Friday, February 9, 2018

Dame Vivienne Westwood

Image result for Vivienne Westwood   Dame



Born Vivienne Isabel Swire in Glossop, Derbyshire, England, on April 8, 1941. Considered one of the most unconventional and outspoken

fashion designers in the world, Westwood rose to fame in the late 1970s when her early designs helped shape the look of the punk rock movement.


 The grandmother of punk, Dame Vivienne Westwood, has just announced that she'll be writing her first official memoir. Written with the help of her historian buddy Ian Kelly and with contributions from friends in weird places - Julian Assange, Pam Anderson and Prince Charles, just to name a few — the book will hopefully give us tips on how to change the world just like Viv did. Or at least some really juicy stories from the 70s.





Born Vivienne Isabel Swire on April 8, 1941, in the English town of Glossop in Derbyshire. She came from humble beginnings. Her father was a cobbler, while her mother helped the family keep ends meet by working at a local cotton mill.

■ **PROBLEM DETAILS**
Continue the post on Vivienne Westwood from its last sentence. The material after this post is separate from it.

■ **DATA LINES**
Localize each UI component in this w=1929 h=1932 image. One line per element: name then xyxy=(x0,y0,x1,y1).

■ **TASK RESPONSE**
In 1971, Mclaren opened a boutique shop at 430 Kings Road in London and started filling it with Westwood's designs. While the name of the shop seemed to be in constant flux—it was changed five times—it proved to be an important fashion center for the punk movement. When Mclaren became manager of the Sex Pistols, it was Westwood's designs that dressed the band and help it carve out its identity.
                         
But as the punk movement faded, Westwood was hardly content to rest on her laurels. She's constantly been ahead of the curve, not just influencing fashion, but often times dictating it. After her run with the Sex Pistols, Westwood went an entirely new direction with her Pirate collection of frilly shirts and other attire. Her styles have also included the mini-crini of the 1980s and the frayed tulle and tweed suit of the 1990s. She's even proved it's perfectly possible to make a subversive statement with underwear. "Vivienne's effect on other designers has been rather like a laxative," English designer Jasper Conran once explained.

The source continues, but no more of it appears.